# [The task]
Take all the material and copy it exactly.
* Start Provided material *
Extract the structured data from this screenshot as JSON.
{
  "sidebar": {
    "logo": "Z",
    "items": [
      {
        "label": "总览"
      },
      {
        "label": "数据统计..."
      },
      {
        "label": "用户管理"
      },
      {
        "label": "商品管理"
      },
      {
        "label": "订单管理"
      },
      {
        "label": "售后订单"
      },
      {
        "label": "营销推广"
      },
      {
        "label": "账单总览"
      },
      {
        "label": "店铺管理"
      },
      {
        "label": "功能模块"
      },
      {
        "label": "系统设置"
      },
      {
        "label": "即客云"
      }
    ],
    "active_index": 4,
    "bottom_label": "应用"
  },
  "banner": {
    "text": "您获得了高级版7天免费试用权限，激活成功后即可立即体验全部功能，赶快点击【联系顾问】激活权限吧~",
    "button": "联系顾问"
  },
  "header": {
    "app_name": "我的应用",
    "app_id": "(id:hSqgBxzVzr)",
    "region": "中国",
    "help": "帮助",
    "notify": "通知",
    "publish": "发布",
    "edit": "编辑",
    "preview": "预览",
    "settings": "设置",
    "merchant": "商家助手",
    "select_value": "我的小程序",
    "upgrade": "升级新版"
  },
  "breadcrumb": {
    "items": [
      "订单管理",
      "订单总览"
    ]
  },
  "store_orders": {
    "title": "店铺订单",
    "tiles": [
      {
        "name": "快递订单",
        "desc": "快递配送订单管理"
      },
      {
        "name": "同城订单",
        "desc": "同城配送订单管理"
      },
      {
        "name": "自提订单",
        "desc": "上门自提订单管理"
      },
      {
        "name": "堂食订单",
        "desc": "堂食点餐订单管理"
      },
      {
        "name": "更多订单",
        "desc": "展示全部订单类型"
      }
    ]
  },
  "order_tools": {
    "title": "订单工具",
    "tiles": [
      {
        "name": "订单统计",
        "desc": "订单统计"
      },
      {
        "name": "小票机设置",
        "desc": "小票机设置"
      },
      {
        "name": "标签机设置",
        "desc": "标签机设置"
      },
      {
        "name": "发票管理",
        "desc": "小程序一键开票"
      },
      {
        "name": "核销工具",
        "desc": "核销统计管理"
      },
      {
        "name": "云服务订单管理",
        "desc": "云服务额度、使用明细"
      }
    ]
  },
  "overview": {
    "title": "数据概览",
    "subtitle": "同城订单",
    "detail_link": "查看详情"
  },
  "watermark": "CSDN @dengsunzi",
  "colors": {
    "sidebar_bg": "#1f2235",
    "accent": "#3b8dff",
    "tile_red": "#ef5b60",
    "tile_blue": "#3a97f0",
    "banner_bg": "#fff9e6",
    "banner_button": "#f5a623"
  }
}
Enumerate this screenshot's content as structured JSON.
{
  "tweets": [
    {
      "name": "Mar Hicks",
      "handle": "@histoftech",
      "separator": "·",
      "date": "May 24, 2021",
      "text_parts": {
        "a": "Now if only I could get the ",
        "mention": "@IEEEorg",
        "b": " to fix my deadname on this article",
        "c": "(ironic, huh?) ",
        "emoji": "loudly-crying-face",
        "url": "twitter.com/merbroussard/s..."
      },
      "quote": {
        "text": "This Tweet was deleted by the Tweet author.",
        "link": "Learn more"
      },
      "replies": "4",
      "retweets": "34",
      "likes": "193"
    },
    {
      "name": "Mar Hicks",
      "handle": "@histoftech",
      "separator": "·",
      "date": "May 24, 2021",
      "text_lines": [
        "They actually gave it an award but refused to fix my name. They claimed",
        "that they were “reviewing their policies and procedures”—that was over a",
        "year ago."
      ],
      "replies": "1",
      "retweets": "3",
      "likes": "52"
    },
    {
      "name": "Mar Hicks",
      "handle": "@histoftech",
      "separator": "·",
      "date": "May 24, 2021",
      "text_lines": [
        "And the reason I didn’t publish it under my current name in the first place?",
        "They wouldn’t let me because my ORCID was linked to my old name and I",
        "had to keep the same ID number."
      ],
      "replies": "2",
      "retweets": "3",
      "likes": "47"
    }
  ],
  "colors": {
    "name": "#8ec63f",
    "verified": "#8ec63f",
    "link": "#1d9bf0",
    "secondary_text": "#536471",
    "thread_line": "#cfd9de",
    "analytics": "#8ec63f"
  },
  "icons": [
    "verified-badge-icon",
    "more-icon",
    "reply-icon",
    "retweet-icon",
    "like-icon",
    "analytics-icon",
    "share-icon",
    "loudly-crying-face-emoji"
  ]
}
* End Provided material *
# [Written response]
Extract the structured data from this screenshot as JSON.
{
  "sidebar": {
    "logo": "Z",
    "items": [
      {
        "label": "总览"
      },
      {
        "label": "数据统计..."
      },
      {
        "label": "用户管理"
      },
      {
        "label": "商品管理"
      },
      {
        "label": "订单管理"
      },
      {
        "label": "售后订单"
      },
      {
        "label": "营销推广"
      },
      {
        "label": "账单总览"
      },
      {
        "label": "店铺管理"
      },
      {
        "label": "功能模块"
      },
      {
        "label": "系统设置"
      },
      {
        "label": "即客云"
      }
    ],
    "active_index": 4,
    "bottom_label": "应用"
  },
  "banner": {
    "text": "您获得了高级版7天免费试用权限，激活成功后即可立即体验全部功能，赶快点击【联系顾问】激活权限吧~",
    "button": "联系顾问"
  },
  "header": {
    "app_name": "我的应用",
    "app_id": "(id:hSqgBxzVzr)",
    "region": "中国",
    "help": "帮助",
    "notify": "通知",
    "publish": "发布",
    "edit": "编辑",
    "preview": "预览",
    "settings": "设置",
    "merchant": "商家助手",
    "select_value": "我的小程序",
    "upgrade": "升级新版"
  },
  "breadcrumb": {
    "items": [
      "订单管理",
      "订单总览"
    ]
  },
  "store_orders": {
    "title": "店铺订单",
    "tiles": [
      {
        "name": "快递订单",
        "desc": "快递配送订单管理"
      },
      {
        "name": "同城订单",
        "desc": "同城配送订单管理"
      },
      {
        "name": "自提订单",
        "desc": "上门自提订单管理"
      },
      {
        "name": "堂食订单",
        "desc": "堂食点餐订单管理"
      },
      {
        "name": "更多订单",
        "desc": "展示全部订单类型"
      }
    ]
  },
  "order_tools": {
    "title": "订单工具",
    "tiles": [
      {
        "name": "订单统计",
        "desc": "订单统计"
      },
      {
        "name": "小票机设置",
        "desc": "小票机设置"
      },
      {
        "name": "标签机设置",
        "desc": "标签机设置"
      },
      {
        "name": "发票管理",
        "desc": "小程序一键开票"
      },
      {
        "name": "核销工具",
        "desc": "核销统计管理"
      },
      {
        "name": "云服务订单管理",
        "desc": "云服务额度、使用明细"
      }
    ]
  },
  "overview": {
    "title": "数据概览",
    "subtitle": "同城订单",
    "detail_link": "查看详情"
  },
  "watermark": "CSDN @dengsunzi",
  "colors": {
    "sidebar_bg": "#1f2235",
    "accent": "#3b8dff",
    "tile_red": "#ef5b60",
    "tile_blue": "#3a97f0",
    "banner_bg": "#fff9e6",
    "banner_button": "#f5a623"
  }
}
Enumerate this screenshot's content as structured JSON.
{
  "tweets": [
    {
      "name": "Mar Hicks",
      "handle": "@histoftech",
      "separator": "·",
      "date": "May 24, 2021",
      "text_parts": {
        "a": "Now if only I could get the ",
        "mention": "@IEEEorg",
        "b": " to fix my deadname on this article",
        "c": "(ironic, huh?) ",
        "emoji": "loudly-crying-face",
        "url": "twitter.com/merbroussard/s..."
      },
      "quote": {
        "text": "This Tweet was deleted by the Tweet author.",
        "link": "Learn more"
      },
      "replies": "4",
      "retweets": "34",
      "likes": "193"
    },
    {
      "name": "Mar Hicks",
      "handle": "@histoftech",
      "separator": "·",
      "date": "May 24, 2021",
      "text_lines": [
        "They actually gave it an award but refused to fix my name. They claimed",
        "that they were “reviewing their policies and procedures”—that was over a",
        "year ago."
      ],
      "replies": "1",
      "retweets": "3",
      "likes": "52"
    },
    {
      "name": "Mar Hicks",
      "handle": "@histoftech",
      "separator": "·",
      "date": "May 24, 2021",
      "text_lines": [
        "And the reason I didn’t publish it under my current name in the first place?",
        "They wouldn’t let me because my ORCID was linked to my old name and I",
        "had to keep the same ID number."
      ],
      "replies": "2",
      "retweets": "3",
      "likes": "47"
    }
  ],
  "colors": {
    "name": "#8ec63f",
    "verified": "#8ec63f",
    "link": "#1d9bf0",
    "secondary_text": "#536471",
    "thread_line": "#cfd9de",
    "analytics": "#8ec63f"
  },
  "icons": [
    "verified-badge-icon",
    "more-icon",
    "reply-icon",
    "retweet-icon",
    "like-icon",
    "analytics-icon",
    "share-icon",
    "loudly-crying-face-emoji"
  ]
}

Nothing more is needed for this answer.